> [Collected data entries]:
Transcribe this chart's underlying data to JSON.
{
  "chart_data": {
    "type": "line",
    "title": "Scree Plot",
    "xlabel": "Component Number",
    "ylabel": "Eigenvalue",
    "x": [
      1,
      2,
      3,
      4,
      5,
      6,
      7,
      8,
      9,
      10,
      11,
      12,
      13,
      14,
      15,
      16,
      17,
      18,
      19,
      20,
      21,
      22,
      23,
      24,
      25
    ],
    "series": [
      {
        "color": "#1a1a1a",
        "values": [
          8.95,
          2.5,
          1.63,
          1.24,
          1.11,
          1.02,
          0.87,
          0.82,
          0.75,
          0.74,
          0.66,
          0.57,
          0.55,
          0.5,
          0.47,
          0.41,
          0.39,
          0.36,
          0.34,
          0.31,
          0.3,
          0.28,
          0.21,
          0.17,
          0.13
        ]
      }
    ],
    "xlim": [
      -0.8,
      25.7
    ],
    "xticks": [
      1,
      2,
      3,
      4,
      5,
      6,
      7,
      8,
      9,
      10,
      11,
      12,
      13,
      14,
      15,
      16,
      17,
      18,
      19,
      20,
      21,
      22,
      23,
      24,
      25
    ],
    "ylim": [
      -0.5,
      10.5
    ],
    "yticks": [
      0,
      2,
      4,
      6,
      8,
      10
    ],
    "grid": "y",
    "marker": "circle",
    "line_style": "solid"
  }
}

> [Exercise prompt]: Repeat the records above exactly as they appear.

> [Exercise output]:
Transcribe this chart's underlying data to JSON.
{
  "chart_data": {
    "type": "line",
    "title": "Scree Plot",
    "xlabel": "Component Number",
    "ylabel": "Eigenvalue",
    "x": [
      1,
      2,
      3,
      4,
      5,
      6,
      7,
      8,
      9,
      10,
      11,
      12,
      13,
      14,
      15,
      16,
      17,
      18,
      19,
      20,
      21,
      22,
      23,
      24,
      25
    ],
    "series": [
      {
        "color": "#1a1a1a",
        "values": [
          8.95,
          2.5,
          1.63,
          1.24,
          1.11,
          1.02,
          0.87,
          0.82,
          0.75,
          0.74,
          0.66,
          0.57,
          0.55,
          0.5,
          0.47,
          0.41,
          0.39,
          0.36,
          0.34,
          0.31,
          0.3,
          0.28,
          0.21,
          0.17,
          0.13
        ]
      }
    ],
    "xlim": [
      -0.8,
      25.7
    ],
    "xticks": [
      1,
      2,
      3,
      4,
      5,
      6,
      7,
      8,
      9,
      10,
      11,
      12,
      13,
      14,
      15,
      16,
      17,
      18,
      19,
      20,
      21,
      22,
      23,
      24,
      25
    ],
    "ylim": [
      -0.5,
      10.5
    ],
    "yticks": [
      0,
      2,
      4,
      6,
      8,
      10
    ],
    "grid": "y",
    "marker": "circle",
    "line_style": "solid"
  }
}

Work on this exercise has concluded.